§ What the task requires: Copy every line of the records below that holds the word "text".

§ Records provided:

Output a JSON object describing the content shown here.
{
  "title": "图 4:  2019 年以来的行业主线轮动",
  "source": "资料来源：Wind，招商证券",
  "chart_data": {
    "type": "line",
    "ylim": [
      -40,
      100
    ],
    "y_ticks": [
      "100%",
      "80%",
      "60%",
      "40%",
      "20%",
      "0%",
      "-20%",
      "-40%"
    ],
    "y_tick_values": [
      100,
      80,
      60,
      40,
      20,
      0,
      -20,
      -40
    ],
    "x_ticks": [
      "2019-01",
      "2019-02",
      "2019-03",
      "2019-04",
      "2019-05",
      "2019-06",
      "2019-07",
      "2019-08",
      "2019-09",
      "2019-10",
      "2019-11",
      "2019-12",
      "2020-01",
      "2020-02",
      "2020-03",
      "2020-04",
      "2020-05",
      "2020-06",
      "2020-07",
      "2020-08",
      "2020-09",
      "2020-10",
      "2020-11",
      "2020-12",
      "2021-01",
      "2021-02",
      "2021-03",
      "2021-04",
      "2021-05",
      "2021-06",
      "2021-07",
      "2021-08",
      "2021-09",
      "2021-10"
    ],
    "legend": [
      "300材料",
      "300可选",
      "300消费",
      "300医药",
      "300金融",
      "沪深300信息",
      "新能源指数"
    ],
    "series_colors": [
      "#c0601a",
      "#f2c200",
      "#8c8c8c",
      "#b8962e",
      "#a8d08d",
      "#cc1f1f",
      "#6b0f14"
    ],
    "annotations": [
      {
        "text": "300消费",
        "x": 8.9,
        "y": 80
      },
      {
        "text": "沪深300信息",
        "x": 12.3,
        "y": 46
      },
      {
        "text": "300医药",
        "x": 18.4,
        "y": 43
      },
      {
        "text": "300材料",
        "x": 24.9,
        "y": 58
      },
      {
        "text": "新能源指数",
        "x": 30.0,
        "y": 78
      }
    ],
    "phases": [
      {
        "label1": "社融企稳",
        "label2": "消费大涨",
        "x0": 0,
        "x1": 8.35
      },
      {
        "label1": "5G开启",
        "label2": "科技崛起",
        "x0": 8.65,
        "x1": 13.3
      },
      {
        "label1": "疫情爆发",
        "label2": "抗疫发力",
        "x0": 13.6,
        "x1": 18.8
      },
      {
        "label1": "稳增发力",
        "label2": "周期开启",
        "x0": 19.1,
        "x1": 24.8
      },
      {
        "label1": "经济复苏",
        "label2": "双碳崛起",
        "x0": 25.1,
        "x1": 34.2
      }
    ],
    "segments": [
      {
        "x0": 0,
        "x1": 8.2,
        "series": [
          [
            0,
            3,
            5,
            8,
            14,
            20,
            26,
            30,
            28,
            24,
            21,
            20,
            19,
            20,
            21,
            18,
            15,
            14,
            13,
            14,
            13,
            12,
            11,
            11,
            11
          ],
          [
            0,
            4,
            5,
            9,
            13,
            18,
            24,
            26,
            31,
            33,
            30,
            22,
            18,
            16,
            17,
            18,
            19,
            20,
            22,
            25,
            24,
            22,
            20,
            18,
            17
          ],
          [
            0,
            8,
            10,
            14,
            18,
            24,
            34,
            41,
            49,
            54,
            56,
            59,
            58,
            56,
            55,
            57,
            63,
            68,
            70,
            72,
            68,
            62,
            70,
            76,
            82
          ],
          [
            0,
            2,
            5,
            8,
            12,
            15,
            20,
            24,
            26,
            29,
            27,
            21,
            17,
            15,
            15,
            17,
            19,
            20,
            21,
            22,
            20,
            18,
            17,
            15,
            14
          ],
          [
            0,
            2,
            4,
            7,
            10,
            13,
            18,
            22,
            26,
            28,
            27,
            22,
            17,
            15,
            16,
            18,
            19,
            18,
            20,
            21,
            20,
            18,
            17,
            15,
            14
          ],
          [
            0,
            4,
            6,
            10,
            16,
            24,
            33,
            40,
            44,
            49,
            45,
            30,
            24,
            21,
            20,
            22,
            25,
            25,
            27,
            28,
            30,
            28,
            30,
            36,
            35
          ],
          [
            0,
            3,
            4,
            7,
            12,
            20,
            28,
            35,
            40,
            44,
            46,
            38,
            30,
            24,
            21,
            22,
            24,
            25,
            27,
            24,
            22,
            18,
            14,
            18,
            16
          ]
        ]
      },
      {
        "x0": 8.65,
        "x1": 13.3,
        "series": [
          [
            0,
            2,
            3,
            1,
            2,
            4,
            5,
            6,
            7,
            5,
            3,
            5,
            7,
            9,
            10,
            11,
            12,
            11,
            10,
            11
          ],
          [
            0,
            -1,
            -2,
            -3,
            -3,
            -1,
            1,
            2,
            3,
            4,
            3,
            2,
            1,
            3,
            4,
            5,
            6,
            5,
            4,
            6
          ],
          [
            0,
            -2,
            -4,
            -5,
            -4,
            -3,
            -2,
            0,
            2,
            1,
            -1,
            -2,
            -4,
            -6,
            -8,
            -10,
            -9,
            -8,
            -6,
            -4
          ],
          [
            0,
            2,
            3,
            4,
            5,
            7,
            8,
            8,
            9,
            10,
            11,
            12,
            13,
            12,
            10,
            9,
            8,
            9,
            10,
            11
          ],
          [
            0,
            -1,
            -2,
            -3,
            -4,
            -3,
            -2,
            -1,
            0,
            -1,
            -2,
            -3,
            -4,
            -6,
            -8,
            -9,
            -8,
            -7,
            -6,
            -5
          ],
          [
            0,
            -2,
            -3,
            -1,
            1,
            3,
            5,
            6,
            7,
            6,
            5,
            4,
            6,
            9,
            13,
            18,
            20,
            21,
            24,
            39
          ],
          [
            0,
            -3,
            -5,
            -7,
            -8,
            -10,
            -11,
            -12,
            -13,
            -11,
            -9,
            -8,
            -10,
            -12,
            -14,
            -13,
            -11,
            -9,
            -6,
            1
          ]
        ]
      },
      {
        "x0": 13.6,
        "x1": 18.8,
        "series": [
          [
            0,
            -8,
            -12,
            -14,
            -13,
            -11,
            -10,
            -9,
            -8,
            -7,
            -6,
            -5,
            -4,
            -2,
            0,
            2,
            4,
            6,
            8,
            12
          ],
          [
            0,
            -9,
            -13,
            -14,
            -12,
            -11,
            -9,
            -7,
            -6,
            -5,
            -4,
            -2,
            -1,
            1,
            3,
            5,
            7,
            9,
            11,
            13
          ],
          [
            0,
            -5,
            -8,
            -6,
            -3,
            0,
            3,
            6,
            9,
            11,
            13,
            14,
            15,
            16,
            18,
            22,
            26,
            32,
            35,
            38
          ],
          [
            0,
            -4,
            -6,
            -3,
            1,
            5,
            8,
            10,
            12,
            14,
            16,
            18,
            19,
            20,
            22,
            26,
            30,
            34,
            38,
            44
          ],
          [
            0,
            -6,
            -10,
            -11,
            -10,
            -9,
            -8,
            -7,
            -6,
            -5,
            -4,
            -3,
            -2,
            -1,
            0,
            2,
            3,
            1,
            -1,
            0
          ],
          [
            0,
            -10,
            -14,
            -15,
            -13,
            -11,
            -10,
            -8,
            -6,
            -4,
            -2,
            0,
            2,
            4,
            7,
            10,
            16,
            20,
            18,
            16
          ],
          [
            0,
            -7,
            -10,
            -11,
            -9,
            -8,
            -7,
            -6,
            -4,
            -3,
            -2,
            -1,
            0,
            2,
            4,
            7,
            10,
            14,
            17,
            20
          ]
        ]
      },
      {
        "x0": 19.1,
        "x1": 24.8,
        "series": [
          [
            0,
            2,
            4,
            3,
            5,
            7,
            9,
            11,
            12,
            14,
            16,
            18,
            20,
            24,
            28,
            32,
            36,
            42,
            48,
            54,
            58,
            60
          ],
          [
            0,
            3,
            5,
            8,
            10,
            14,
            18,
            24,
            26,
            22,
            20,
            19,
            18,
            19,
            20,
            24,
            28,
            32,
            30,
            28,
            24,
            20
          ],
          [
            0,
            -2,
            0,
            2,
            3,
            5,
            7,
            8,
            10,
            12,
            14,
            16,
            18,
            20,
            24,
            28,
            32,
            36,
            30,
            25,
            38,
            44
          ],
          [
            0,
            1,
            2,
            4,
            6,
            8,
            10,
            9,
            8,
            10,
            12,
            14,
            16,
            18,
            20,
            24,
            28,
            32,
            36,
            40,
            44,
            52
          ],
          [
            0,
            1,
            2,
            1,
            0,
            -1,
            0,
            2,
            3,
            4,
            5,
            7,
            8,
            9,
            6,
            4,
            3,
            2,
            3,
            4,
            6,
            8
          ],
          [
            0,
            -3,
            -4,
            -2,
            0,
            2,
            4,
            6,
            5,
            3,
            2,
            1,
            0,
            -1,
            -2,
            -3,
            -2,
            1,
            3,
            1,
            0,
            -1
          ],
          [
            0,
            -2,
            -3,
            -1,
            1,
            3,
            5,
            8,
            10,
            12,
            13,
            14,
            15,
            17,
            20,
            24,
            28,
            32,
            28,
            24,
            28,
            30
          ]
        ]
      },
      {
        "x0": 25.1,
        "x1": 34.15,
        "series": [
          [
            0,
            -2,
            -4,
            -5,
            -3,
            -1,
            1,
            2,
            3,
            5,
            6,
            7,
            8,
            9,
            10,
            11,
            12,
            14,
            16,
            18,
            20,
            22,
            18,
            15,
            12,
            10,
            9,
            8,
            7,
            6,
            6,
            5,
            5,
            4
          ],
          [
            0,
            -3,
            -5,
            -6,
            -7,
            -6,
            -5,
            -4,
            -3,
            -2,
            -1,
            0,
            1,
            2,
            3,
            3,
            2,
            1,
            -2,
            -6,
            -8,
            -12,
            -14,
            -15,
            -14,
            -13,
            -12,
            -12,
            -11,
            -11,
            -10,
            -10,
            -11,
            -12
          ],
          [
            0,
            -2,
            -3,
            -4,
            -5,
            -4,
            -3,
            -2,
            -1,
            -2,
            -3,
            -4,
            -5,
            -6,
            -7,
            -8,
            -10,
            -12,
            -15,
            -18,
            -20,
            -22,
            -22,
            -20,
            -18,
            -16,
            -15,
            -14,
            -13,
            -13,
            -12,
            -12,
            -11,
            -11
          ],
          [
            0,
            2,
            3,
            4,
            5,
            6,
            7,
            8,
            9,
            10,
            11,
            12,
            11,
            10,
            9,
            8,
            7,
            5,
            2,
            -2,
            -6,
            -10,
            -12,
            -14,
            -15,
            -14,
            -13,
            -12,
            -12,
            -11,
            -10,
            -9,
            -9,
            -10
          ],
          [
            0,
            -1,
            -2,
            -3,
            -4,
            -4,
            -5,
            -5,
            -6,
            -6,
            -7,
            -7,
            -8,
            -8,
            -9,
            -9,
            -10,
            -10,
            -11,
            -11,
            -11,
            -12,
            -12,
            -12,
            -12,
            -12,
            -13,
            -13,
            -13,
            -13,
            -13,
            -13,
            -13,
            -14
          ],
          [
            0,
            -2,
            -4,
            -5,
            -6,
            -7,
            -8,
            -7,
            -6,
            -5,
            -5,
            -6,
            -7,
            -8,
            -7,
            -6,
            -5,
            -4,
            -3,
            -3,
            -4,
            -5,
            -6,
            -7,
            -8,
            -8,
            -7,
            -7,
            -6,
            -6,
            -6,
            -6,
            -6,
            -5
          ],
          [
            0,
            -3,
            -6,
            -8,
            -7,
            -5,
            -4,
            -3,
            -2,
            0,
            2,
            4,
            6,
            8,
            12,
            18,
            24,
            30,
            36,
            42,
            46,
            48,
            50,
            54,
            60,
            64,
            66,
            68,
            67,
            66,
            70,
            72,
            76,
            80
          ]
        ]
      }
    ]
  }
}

§ Result of the exercise:
        "text": "300消费",
        "text": "沪深300信息",
        "text": "300医药",
        "text": "300材料",
        "text": "新能源指数",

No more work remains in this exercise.